**EXCERPT PROVIDED**
########################################

Clemson owns the nation’s No. 13 recruiting class, according to Scout.com, and a lot of that can be attributed to success in Georgia and Florida. The Tigers hold a verbal commitment from 5-star offensive tackle Mitch Hyatt as well as 4-star Sunshine State wide receivers Deon Cain and Ray-Ray McCloud.
There are plenty of other 4-star-caliber players in this class, and the Tigers have worked to fill the needs of the team moving forward. The offensive and defensive lines were the priority, and the Tigers have done a solid job of meeting those needs.
Hyatt is the prized recruit, but some may be overlooking how important the addition of Jake Fruhmorgen is. The 4-star offensive tackle from Tampa, Florida, ranks No. 15 at his position, and he was sought after by many top-notch programs around the country.
The most recent commitment for Clemson was 4-star defensive tackle Christian Wilkins. Wilkins, the No. 7 overall defensive tackle on Scout.com, has the kind of size (6'4", 290 lbs) to come in and make an impact early in his career. Other defensive line prospects currently committed to Clemson include Albert Huggins, Austin Bryant, Clelin Ferrell, LaSamuel Davis, Sterling Johnson and Gage Cervenka.

########################################

**MATERIAL SHOWN**
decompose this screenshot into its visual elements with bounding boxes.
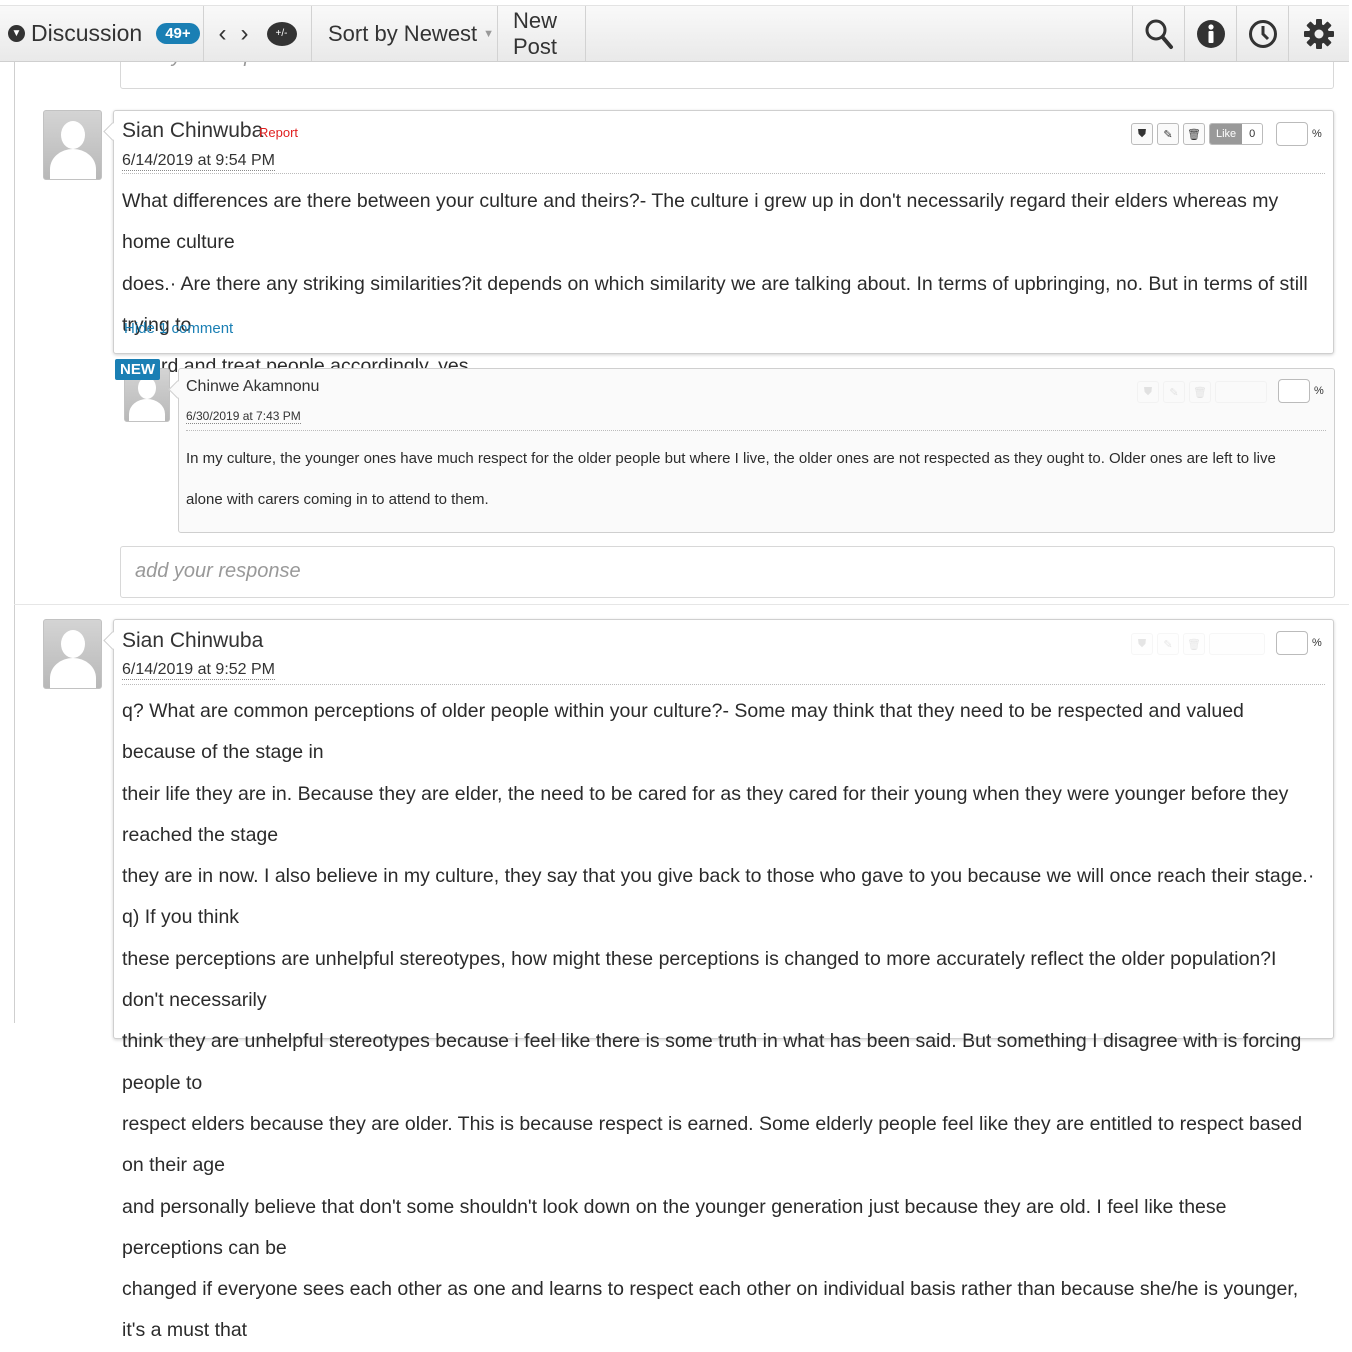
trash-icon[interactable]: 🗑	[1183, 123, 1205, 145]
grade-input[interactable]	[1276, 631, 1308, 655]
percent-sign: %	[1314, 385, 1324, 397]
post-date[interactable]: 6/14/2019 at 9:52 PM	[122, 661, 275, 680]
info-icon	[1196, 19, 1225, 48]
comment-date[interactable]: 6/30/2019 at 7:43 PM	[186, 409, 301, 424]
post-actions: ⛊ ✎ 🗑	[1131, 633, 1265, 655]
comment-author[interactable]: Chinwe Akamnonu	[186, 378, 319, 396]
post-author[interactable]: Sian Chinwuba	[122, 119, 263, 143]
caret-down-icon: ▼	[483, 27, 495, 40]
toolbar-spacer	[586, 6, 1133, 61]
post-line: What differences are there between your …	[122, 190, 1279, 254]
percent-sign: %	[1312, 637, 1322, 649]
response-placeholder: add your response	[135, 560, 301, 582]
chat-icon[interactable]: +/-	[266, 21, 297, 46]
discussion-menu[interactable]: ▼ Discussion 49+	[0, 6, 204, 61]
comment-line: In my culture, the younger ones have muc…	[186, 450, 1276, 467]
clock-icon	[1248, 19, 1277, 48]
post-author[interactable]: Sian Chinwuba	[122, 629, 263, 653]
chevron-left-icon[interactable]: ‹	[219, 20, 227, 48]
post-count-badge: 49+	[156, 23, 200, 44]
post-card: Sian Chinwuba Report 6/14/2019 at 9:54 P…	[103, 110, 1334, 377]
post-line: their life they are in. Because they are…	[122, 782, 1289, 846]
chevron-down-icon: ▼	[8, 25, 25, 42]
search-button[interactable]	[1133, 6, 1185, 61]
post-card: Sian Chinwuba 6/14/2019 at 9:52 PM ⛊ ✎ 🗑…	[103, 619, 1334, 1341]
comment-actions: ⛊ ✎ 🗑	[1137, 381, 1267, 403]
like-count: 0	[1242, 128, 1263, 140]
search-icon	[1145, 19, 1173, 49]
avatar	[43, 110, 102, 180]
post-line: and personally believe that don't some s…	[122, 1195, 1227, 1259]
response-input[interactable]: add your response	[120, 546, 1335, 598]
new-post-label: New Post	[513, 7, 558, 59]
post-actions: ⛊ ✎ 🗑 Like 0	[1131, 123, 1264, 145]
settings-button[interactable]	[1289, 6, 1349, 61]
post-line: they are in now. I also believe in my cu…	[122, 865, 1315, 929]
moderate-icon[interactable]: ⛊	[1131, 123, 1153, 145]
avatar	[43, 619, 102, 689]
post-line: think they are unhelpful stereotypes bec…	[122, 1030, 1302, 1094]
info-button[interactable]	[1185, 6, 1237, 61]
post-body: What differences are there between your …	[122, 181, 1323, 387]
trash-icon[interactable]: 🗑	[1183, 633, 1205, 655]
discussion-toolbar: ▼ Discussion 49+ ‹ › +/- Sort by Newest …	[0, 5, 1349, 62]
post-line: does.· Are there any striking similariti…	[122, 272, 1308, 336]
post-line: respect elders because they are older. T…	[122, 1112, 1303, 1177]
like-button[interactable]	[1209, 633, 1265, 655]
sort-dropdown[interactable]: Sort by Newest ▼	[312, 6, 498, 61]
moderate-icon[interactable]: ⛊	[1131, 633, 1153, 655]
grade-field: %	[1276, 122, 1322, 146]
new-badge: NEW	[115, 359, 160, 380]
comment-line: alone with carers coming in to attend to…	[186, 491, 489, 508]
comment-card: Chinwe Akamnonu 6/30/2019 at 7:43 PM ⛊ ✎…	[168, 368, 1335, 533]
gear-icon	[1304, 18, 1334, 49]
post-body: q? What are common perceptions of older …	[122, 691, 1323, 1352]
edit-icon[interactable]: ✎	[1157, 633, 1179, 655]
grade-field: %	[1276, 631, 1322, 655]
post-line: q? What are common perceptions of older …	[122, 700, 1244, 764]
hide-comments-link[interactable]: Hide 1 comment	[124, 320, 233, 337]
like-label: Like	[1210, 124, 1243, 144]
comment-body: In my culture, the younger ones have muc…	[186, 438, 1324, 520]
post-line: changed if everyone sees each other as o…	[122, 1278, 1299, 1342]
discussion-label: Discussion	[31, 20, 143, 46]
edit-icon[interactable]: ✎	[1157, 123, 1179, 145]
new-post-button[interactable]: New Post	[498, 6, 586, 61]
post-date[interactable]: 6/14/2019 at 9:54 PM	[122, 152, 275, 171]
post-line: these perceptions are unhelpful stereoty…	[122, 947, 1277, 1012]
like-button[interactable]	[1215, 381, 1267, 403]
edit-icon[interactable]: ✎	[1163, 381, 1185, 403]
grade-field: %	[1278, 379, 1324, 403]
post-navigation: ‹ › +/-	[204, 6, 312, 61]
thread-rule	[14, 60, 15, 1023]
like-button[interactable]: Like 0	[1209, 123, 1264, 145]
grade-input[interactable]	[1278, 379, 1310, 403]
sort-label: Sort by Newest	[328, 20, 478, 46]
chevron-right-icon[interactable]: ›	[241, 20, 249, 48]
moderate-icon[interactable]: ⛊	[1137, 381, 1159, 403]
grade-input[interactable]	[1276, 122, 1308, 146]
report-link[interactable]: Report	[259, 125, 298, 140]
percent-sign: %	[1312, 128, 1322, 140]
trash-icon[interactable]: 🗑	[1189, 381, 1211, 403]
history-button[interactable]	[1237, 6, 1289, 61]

########################################

**DIRECTIVE 1**
In the Clemson recruiting excerpt, which position groups were the priority for this class?
**DIRECTIVE 2**
Transcribe the part of the Clemson recruiting excerpt starting with "Clemson owns the" and going on through "around the country.".
The records come from a separate source, unrelated to the text.

**EXERCISE RESPONSE 1**
The offensive and defensive lines.

**EXERCISE RESPONSE 2**
Clemson owns the nation’s No. 13 recruiting class, according to Scout.com, and a lot of that can be attributed to success in Georgia and Florida. The Tigers hold a verbal commitment from 5-star offensive tackle Mitch Hyatt as well as 4-star Sunshine State wide receivers Deon Cain and Ray-Ray McCloud.
There are plenty of other 4-star-caliber players in this class, and the Tigers have worked to fill the needs of the team moving forward. The offensive and defensive lines were the priority, and the Tigers have done a solid job of meeting those needs.
Hyatt is the prized recruit, but some may be overlooking how important the addition of Jake Fruhmorgen is. The 4-star offensive tackle from Tampa, Florida, ranks No. 15 at his position, and he was sought after by many top-notch programs around the country.